(Stored entries)
— start —

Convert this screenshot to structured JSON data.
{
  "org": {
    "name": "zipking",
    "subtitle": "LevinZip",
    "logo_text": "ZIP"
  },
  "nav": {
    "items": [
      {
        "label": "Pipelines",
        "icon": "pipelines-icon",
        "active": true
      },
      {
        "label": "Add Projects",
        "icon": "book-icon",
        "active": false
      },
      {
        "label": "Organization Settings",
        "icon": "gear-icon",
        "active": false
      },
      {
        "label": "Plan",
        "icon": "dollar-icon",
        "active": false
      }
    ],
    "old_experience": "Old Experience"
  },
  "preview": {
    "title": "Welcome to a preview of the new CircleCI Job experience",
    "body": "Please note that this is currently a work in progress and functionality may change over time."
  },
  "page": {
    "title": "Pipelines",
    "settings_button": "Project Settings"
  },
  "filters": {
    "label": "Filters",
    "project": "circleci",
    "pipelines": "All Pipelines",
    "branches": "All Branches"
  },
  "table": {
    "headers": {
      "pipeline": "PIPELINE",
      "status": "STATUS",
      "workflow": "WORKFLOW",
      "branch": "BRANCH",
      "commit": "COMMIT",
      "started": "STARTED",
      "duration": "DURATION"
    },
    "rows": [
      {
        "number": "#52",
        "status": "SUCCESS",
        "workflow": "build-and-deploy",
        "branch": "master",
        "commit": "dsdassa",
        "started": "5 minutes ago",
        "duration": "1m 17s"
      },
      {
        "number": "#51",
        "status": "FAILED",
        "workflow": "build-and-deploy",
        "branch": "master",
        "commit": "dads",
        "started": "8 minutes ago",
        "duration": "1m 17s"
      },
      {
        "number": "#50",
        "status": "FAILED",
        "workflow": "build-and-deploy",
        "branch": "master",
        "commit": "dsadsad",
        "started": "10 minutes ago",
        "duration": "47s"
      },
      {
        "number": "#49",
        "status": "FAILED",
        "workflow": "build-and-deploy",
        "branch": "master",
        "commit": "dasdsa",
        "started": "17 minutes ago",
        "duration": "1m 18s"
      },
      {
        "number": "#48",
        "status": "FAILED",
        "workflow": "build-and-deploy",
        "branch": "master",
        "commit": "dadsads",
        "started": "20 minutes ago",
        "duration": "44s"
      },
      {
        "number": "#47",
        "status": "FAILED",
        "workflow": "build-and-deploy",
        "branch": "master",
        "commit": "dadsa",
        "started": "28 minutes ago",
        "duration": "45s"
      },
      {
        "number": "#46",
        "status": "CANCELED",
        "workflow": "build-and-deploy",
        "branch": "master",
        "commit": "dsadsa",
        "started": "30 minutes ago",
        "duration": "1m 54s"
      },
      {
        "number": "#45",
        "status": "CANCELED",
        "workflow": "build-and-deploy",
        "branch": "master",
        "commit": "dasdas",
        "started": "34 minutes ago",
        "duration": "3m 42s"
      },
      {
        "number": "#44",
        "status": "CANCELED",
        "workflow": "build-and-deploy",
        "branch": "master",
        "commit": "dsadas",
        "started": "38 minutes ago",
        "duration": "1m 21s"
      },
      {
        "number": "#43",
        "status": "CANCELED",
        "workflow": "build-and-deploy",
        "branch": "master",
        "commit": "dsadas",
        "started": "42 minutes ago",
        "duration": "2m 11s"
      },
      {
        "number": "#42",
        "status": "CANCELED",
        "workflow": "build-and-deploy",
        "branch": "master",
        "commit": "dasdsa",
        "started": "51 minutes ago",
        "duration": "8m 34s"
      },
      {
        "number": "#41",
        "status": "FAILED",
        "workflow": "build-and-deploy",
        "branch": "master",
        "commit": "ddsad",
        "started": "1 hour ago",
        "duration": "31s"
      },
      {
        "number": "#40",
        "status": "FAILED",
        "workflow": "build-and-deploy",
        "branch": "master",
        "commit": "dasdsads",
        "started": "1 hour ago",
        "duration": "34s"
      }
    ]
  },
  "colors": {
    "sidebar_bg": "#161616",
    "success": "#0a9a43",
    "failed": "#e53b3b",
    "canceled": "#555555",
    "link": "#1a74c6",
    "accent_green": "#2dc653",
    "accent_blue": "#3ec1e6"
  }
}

— end —

All of the entries must be quoted exactly; please include each one.

Convert this screenshot to structured JSON data.
{
  "org": {
    "name": "zipking",
    "subtitle": "LevinZip",
    "logo_text": "ZIP"
  },
  "nav": {
    "items": [
      {
        "label": "Pipelines",
        "icon": "pipelines-icon",
        "active": true
      },
      {
        "label": "Add Projects",
        "icon": "book-icon",
        "active": false
      },
      {
        "label": "Organization Settings",
        "icon": "gear-icon",
        "active": false
      },
      {
        "label": "Plan",
        "icon": "dollar-icon",
        "active": false
      }
    ],
    "old_experience": "Old Experience"
  },
  "preview": {
    "title": "Welcome to a preview of the new CircleCI Job experience",
    "body": "Please note that this is currently a work in progress and functionality may change over time."
  },
  "page": {
    "title": "Pipelines",
    "settings_button": "Project Settings"
  },
  "filters": {
    "label": "Filters",
    "project": "circleci",
    "pipelines": "All Pipelines",
    "branches": "All Branches"
  },
  "table": {
    "headers": {
      "pipeline": "PIPELINE",
      "status": "STATUS",
      "workflow": "WORKFLOW",
      "branch": "BRANCH",
      "commit": "COMMIT",
      "started": "STARTED",
      "duration": "DURATION"
    },
    "rows": [
      {
        "number": "#52",
        "status": "SUCCESS",
        "workflow": "build-and-deploy",
        "branch": "master",
        "commit": "dsdassa",
        "started": "5 minutes ago",
        "duration": "1m 17s"
      },
      {
        "number": "#51",
        "status": "FAILED",
        "workflow": "build-and-deploy",
        "branch": "master",
        "commit": "dads",
        "started": "8 minutes ago",
        "duration": "1m 17s"
      },
      {
        "number": "#50",
        "status": "FAILED",
        "workflow": "build-and-deploy",
        "branch": "master",
        "commit": "dsadsad",
        "started": "10 minutes ago",
        "duration": "47s"
      },
      {
        "number": "#49",
        "status": "FAILED",
        "workflow": "build-and-deploy",
        "branch": "master",
        "commit": "dasdsa",
        "started": "17 minutes ago",
        "duration": "1m 18s"
      },
      {
        "number": "#48",
        "status": "FAILED",
        "workflow": "build-and-deploy",
        "branch": "master",
        "commit": "dadsads",
        "started": "20 minutes ago",
        "duration": "44s"
      },
      {
        "number": "#47",
        "status": "FAILED",
        "workflow": "build-and-deploy",
        "branch": "master",
        "commit": "dadsa",
        "started": "28 minutes ago",
        "duration": "45s"
      },
      {
        "number": "#46",
        "status": "CANCELED",
        "workflow": "build-and-deploy",
        "branch": "master",
        "commit": "dsadsa",
        "started": "30 minutes ago",
        "duration": "1m 54s"
      },
      {
        "number": "#45",
        "status": "CANCELED",
        "workflow": "build-and-deploy",
        "branch": "master",
        "commit": "dasdas",
        "started": "34 minutes ago",
        "duration": "3m 42s"
      },
      {
        "number": "#44",
        "status": "CANCELED",
        "workflow": "build-and-deploy",
        "branch": "master",
        "commit": "dsadas",
        "started": "38 minutes ago",
        "duration": "1m 21s"
      },
      {
        "number": "#43",
        "status": "CANCELED",
        "workflow": "build-and-deploy",
        "branch": "master",
        "commit": "dsadas",
        "started": "42 minutes ago",
        "duration": "2m 11s"
      },
      {
        "number": "#42",
        "status": "CANCELED",
        "workflow": "build-and-deploy",
        "branch": "master",
        "commit": "dasdsa",
        "started": "51 minutes ago",
        "duration": "8m 34s"
      },
      {
        "number": "#41",
        "status": "FAILED",
        "workflow": "build-and-deploy",
        "branch": "master",
        "commit": "ddsad",
        "started": "1 hour ago",
        "duration": "31s"
      },
      {
        "number": "#40",
        "status": "FAILED",
        "workflow": "build-and-deploy",
        "branch": "master",
        "commit": "dasdsads",
        "started": "1 hour ago",
        "duration": "34s"
      }
    ]
  },
  "colors": {
    "sidebar_bg": "#161616",
    "success": "#0a9a43",
    "failed": "#e53b3b",
    "canceled": "#555555",
    "link": "#1a74c6",
    "accent_green": "#2dc653",
    "accent_blue": "#3ec1e6"
  }
}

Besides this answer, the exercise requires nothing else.